◆ **Problem requirements**
Repeat each line of the material exactly.

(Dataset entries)
....

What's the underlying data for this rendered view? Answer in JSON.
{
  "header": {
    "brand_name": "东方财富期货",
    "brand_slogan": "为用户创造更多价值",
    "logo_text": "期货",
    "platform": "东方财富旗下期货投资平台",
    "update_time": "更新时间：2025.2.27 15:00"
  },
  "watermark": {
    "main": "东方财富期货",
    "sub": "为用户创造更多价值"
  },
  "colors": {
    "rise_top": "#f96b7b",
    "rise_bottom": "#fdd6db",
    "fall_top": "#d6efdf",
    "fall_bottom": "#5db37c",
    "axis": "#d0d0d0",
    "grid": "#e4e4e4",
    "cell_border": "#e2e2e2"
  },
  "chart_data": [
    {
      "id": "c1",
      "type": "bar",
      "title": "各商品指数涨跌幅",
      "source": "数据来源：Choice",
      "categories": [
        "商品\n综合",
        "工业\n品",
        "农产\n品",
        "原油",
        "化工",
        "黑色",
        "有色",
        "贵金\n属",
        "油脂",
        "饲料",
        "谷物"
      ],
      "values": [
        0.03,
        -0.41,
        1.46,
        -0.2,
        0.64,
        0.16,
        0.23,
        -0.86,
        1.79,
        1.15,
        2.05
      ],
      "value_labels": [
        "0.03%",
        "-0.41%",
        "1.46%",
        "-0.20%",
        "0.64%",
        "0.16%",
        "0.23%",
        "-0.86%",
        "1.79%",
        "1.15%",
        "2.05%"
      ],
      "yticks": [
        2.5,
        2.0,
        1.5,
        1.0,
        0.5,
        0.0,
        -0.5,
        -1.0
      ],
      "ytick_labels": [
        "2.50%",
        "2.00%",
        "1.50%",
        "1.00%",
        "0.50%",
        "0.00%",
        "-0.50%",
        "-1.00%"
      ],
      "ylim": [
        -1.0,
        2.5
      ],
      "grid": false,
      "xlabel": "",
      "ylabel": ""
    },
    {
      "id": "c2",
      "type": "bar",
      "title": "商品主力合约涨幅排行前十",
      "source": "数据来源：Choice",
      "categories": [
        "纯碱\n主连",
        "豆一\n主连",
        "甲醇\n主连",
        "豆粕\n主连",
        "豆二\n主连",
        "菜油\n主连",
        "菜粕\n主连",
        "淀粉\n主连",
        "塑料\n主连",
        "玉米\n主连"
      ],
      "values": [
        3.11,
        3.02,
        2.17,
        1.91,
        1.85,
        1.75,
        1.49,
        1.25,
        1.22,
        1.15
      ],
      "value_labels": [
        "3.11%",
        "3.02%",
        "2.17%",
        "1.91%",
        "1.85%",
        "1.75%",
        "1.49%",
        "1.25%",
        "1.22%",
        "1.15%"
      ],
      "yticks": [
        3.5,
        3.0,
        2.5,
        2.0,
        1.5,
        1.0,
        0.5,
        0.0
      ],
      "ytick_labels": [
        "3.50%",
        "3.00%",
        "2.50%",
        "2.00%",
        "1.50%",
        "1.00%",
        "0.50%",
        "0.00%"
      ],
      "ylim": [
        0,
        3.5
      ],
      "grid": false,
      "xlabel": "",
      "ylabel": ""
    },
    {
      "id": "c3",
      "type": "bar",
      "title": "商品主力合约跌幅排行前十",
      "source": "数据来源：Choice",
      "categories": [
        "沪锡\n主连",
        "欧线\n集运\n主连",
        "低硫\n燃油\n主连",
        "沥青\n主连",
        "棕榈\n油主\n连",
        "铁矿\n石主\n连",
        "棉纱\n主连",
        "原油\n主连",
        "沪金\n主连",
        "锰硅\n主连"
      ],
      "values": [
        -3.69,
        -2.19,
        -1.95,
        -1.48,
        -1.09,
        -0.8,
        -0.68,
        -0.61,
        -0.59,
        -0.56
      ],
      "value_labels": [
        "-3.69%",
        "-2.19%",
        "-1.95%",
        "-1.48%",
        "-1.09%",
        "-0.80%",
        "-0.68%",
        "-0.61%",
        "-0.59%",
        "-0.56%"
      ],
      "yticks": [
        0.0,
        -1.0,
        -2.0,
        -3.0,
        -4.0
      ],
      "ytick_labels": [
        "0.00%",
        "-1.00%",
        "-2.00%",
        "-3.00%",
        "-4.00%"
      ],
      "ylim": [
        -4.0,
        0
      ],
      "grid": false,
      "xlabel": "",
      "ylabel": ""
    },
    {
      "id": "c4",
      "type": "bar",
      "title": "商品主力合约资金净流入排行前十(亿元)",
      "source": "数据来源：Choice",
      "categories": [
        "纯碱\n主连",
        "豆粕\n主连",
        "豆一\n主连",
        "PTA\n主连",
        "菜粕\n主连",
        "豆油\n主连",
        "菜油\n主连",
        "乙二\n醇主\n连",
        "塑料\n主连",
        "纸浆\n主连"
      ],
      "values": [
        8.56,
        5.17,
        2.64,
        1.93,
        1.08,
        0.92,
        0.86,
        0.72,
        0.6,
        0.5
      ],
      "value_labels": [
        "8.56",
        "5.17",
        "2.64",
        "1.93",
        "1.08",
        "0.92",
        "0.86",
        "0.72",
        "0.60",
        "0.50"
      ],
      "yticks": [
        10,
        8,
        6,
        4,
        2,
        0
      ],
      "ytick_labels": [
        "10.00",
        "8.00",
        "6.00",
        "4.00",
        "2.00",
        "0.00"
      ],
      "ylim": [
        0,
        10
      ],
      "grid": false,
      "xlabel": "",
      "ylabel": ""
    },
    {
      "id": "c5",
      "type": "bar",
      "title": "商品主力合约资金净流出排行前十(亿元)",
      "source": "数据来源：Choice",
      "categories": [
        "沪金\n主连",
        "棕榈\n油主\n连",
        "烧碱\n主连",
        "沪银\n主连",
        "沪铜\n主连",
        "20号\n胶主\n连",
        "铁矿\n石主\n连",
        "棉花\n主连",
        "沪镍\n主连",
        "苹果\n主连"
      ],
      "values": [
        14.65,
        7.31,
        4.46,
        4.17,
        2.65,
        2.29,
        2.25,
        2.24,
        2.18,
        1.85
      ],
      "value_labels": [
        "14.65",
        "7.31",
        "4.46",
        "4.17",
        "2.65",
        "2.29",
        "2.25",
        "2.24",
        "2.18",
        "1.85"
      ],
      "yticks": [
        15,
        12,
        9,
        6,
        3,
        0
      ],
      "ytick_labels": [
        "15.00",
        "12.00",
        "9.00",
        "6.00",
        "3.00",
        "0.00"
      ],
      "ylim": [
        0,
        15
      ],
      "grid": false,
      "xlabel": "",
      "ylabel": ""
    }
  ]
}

....

◆ **Exercise answer**
What's the underlying data for this rendered view? Answer in JSON.
{
  "header": {
    "brand_name": "东方财富期货",
    "brand_slogan": "为用户创造更多价值",
    "logo_text": "期货",
    "platform": "东方财富旗下期货投资平台",
    "update_time": "更新时间：2025.2.27 15:00"
  },
  "watermark": {
    "main": "东方财富期货",
    "sub": "为用户创造更多价值"
  },
  "colors": {
    "rise_top": "#f96b7b",
    "rise_bottom": "#fdd6db",
    "fall_top": "#d6efdf",
    "fall_bottom": "#5db37c",
    "axis": "#d0d0d0",
    "grid": "#e4e4e4",
    "cell_border": "#e2e2e2"
  },
  "chart_data": [
    {
      "id": "c1",
      "type": "bar",
      "title": "各商品指数涨跌幅",
      "source": "数据来源：Choice",
      "categories": [
        "商品\n综合",
        "工业\n品",
        "农产\n品",
        "原油",
        "化工",
        "黑色",
        "有色",
        "贵金\n属",
        "油脂",
        "饲料",
        "谷物"
      ],
      "values": [
        0.03,
        -0.41,
        1.46,
        -0.2,
        0.64,
        0.16,
        0.23,
        -0.86,
        1.79,
        1.15,
        2.05
      ],
      "value_labels": [
        "0.03%",
        "-0.41%",
        "1.46%",
        "-0.20%",
        "0.64%",
        "0.16%",
        "0.23%",
        "-0.86%",
        "1.79%",
        "1.15%",
        "2.05%"
      ],
      "yticks": [
        2.5,
        2.0,
        1.5,
        1.0,
        0.5,
        0.0,
        -0.5,
        -1.0
      ],
      "ytick_labels": [
        "2.50%",
        "2.00%",
        "1.50%",
        "1.00%",
        "0.50%",
        "0.00%",
        "-0.50%",
        "-1.00%"
      ],
      "ylim": [
        -1.0,
        2.5
      ],
      "grid": false,
      "xlabel": "",
      "ylabel": ""
    },
    {
      "id": "c2",
      "type": "bar",
      "title": "商品主力合约涨幅排行前十",
      "source": "数据来源：Choice",
      "categories": [
        "纯碱\n主连",
        "豆一\n主连",
        "甲醇\n主连",
        "豆粕\n主连",
        "豆二\n主连",
        "菜油\n主连",
        "菜粕\n主连",
        "淀粉\n主连",
        "塑料\n主连",
        "玉米\n主连"
      ],
      "values": [
        3.11,
        3.02,
        2.17,
        1.91,
        1.85,
        1.75,
        1.49,
        1.25,
        1.22,
        1.15
      ],
      "value_labels": [
        "3.11%",
        "3.02%",
        "2.17%",
        "1.91%",
        "1.85%",
        "1.75%",
        "1.49%",
        "1.25%",
        "1.22%",
        "1.15%"
      ],
      "yticks": [
        3.5,
        3.0,
        2.5,
        2.0,
        1.5,
        1.0,
        0.5,
        0.0
      ],
      "ytick_labels": [
        "3.50%",
        "3.00%",
        "2.50%",
        "2.00%",
        "1.50%",
        "1.00%",
        "0.50%",
        "0.00%"
      ],
      "ylim": [
        0,
        3.5
      ],
      "grid": false,
      "xlabel": "",
      "ylabel": ""
    },
    {
      "id": "c3",
      "type": "bar",
      "title": "商品主力合约跌幅排行前十",
      "source": "数据来源：Choice",
      "categories": [
        "沪锡\n主连",
        "欧线\n集运\n主连",
        "低硫\n燃油\n主连",
        "沥青\n主连",
        "棕榈\n油主\n连",
        "铁矿\n石主\n连",
        "棉纱\n主连",
        "原油\n主连",
        "沪金\n主连",
        "锰硅\n主连"
      ],
      "values": [
        -3.69,
        -2.19,
        -1.95,
        -1.48,
        -1.09,
        -0.8,
        -0.68,
        -0.61,
        -0.59,
        -0.56
      ],
      "value_labels": [
        "-3.69%",
        "-2.19%",
        "-1.95%",
        "-1.48%",
        "-1.09%",
        "-0.80%",
        "-0.68%",
        "-0.61%",
        "-0.59%",
        "-0.56%"
      ],
      "yticks": [
        0.0,
        -1.0,
        -2.0,
        -3.0,
        -4.0
      ],
      "ytick_labels": [
        "0.00%",
        "-1.00%",
        "-2.00%",
        "-3.00%",
        "-4.00%"
      ],
      "ylim": [
        -4.0,
        0
      ],
      "grid": false,
      "xlabel": "",
      "ylabel": ""
    },
    {
      "id": "c4",
      "type": "bar",
      "title": "商品主力合约资金净流入排行前十(亿元)",
      "source": "数据来源：Choice",
      "categories": [
        "纯碱\n主连",
        "豆粕\n主连",
        "豆一\n主连",
        "PTA\n主连",
        "菜粕\n主连",
        "豆油\n主连",
        "菜油\n主连",
        "乙二\n醇主\n连",
        "塑料\n主连",
        "纸浆\n主连"
      ],
      "values": [
        8.56,
        5.17,
        2.64,
        1.93,
        1.08,
        0.92,
        0.86,
        0.72,
        0.6,
        0.5
      ],
      "value_labels": [
        "8.56",
        "5.17",
        "2.64",
        "1.93",
        "1.08",
        "0.92",
        "0.86",
        "0.72",
        "0.60",
        "0.50"
      ],
      "yticks": [
        10,
        8,
        6,
        4,
        2,
        0
      ],
      "ytick_labels": [
        "10.00",
        "8.00",
        "6.00",
        "4.00",
        "2.00",
        "0.00"
      ],
      "ylim": [
        0,
        10
      ],
      "grid": false,
      "xlabel": "",
      "ylabel": ""
    },
    {
      "id": "c5",
      "type": "bar",
      "title": "商品主力合约资金净流出排行前十(亿元)",
      "source": "数据来源：Choice",
      "categories": [
        "沪金\n主连",
        "棕榈\n油主\n连",
        "烧碱\n主连",
        "沪银\n主连",
        "沪铜\n主连",
        "20号\n胶主\n连",
        "铁矿\n石主\n连",
        "棉花\n主连",
        "沪镍\n主连",
        "苹果\n主连"
      ],
      "values": [
        14.65,
        7.31,
        4.46,
        4.17,
        2.65,
        2.29,
        2.25,
        2.24,
        2.18,
        1.85
      ],
      "value_labels": [
        "14.65",
        "7.31",
        "4.46",
        "4.17",
        "2.65",
        "2.29",
        "2.25",
        "2.24",
        "2.18",
        "1.85"
      ],
      "yticks": [
        15,
        12,
        9,
        6,
        3,
        0
      ],
      "ytick_labels": [
        "15.00",
        "12.00",
        "9.00",
        "6.00",
        "3.00",
        "0.00"
      ],
      "ylim": [
        0,
        15
      ],
      "grid": false,
      "xlabel": "",
      "ylabel": ""
    }
  ]
}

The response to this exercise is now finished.